**Exercise instructions:** Where a line contains the word "JSON", copy that line.

Figure content listings:
□ □ □ □ □

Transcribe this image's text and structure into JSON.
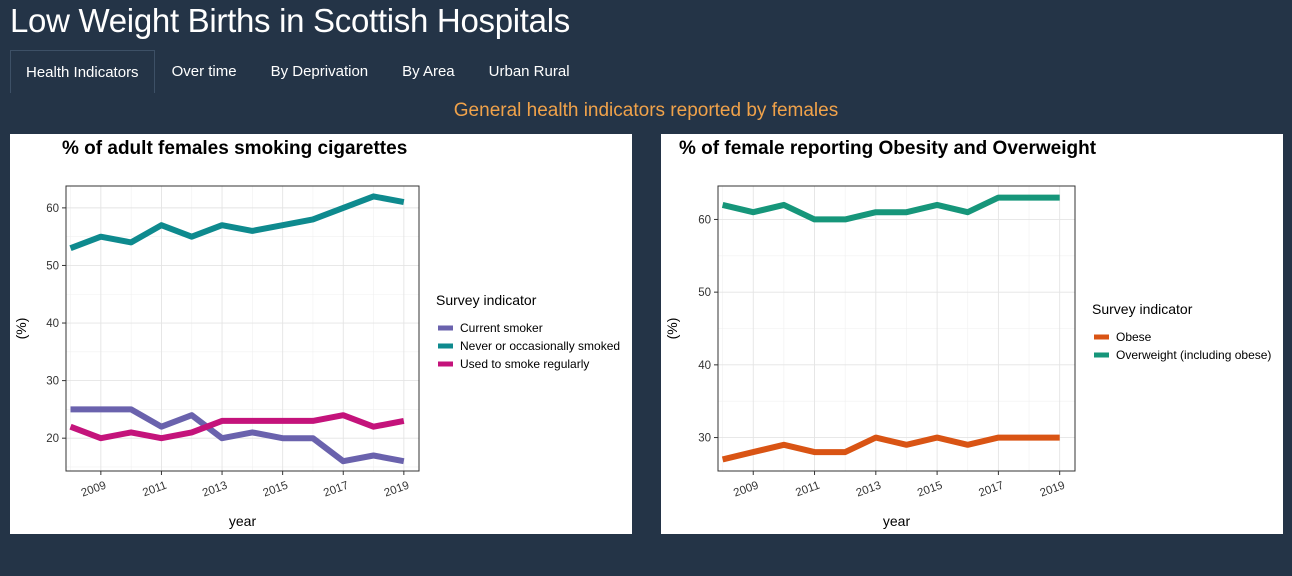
{
  "app": {
    "title": "Low Weight Births in Scottish Hospitals"
  },
  "tabs": [
    {
      "label": "Health Indicators",
      "active": true
    },
    {
      "label": "Over time",
      "active": false
    },
    {
      "label": "By Deprivation",
      "active": false
    },
    {
      "label": "By Area",
      "active": false
    },
    {
      "label": "Urban Rural",
      "active": false
    }
  ],
  "section": {
    "heading": "General health indicators reported by females"
  },
  "colors": {
    "page_background": "#243447",
    "heading_accent": "#f0a24a"
  },
  "chart_data": [
    {
      "type": "line",
      "title": "% of adult females smoking cigarettes",
      "xlabel": "year",
      "ylabel": "(%)",
      "x": [
        2008,
        2009,
        2010,
        2011,
        2012,
        2013,
        2014,
        2015,
        2016,
        2017,
        2018,
        2019
      ],
      "xticks": [
        2009,
        2011,
        2013,
        2015,
        2017,
        2019
      ],
      "yticks": [
        20,
        30,
        40,
        50,
        60
      ],
      "xlim": [
        2007.85,
        2019.5
      ],
      "ylim": [
        14.3,
        63.8
      ],
      "grid": true,
      "legend_position": "right",
      "legend_title": "Survey indicator",
      "series": [
        {
          "name": "Current smoker",
          "color": "#6a62ad",
          "values": [
            25,
            25,
            25,
            22,
            24,
            20,
            21,
            20,
            20,
            16,
            17,
            16
          ]
        },
        {
          "name": "Never or occasionally smoked",
          "color": "#0e8a8e",
          "values": [
            53,
            55,
            54,
            57,
            55,
            57,
            56,
            57,
            58,
            60,
            62,
            61
          ]
        },
        {
          "name": "Used to smoke regularly",
          "color": "#c4137b",
          "values": [
            22,
            20,
            21,
            20,
            21,
            23,
            23,
            23,
            23,
            24,
            22,
            23
          ]
        }
      ]
    },
    {
      "type": "line",
      "title": "% of female reporting Obesity and Overweight",
      "xlabel": "year",
      "ylabel": "(%)",
      "x": [
        2008,
        2009,
        2010,
        2011,
        2012,
        2013,
        2014,
        2015,
        2016,
        2017,
        2018,
        2019
      ],
      "xticks": [
        2009,
        2011,
        2013,
        2015,
        2017,
        2019
      ],
      "yticks": [
        30,
        40,
        50,
        60
      ],
      "xlim": [
        2007.85,
        2019.5
      ],
      "ylim": [
        25.4,
        64.6
      ],
      "grid": true,
      "legend_position": "right",
      "legend_title": "Survey indicator",
      "series": [
        {
          "name": "Obese",
          "color": "#d95414",
          "values": [
            27,
            28,
            29,
            28,
            28,
            30,
            29,
            30,
            29,
            30,
            30,
            30
          ]
        },
        {
          "name": "Overweight (including obese)",
          "color": "#16967a",
          "values": [
            62,
            61,
            62,
            60,
            60,
            61,
            61,
            62,
            61,
            63,
            63,
            63
          ]
        }
      ]
    }
  ]
}
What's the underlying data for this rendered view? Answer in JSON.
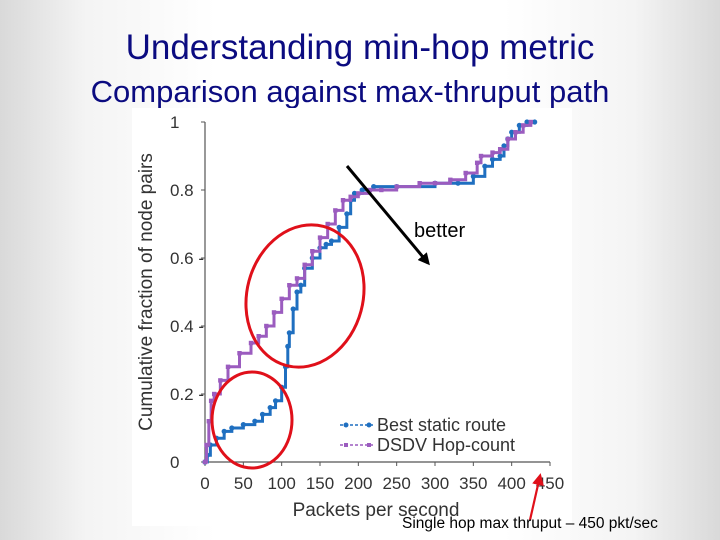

□ □ □ □ □

**Result below:**
Transcribe this image's text and structure into JSON.
What's the underlying data for this rendered view? Answer in JSON.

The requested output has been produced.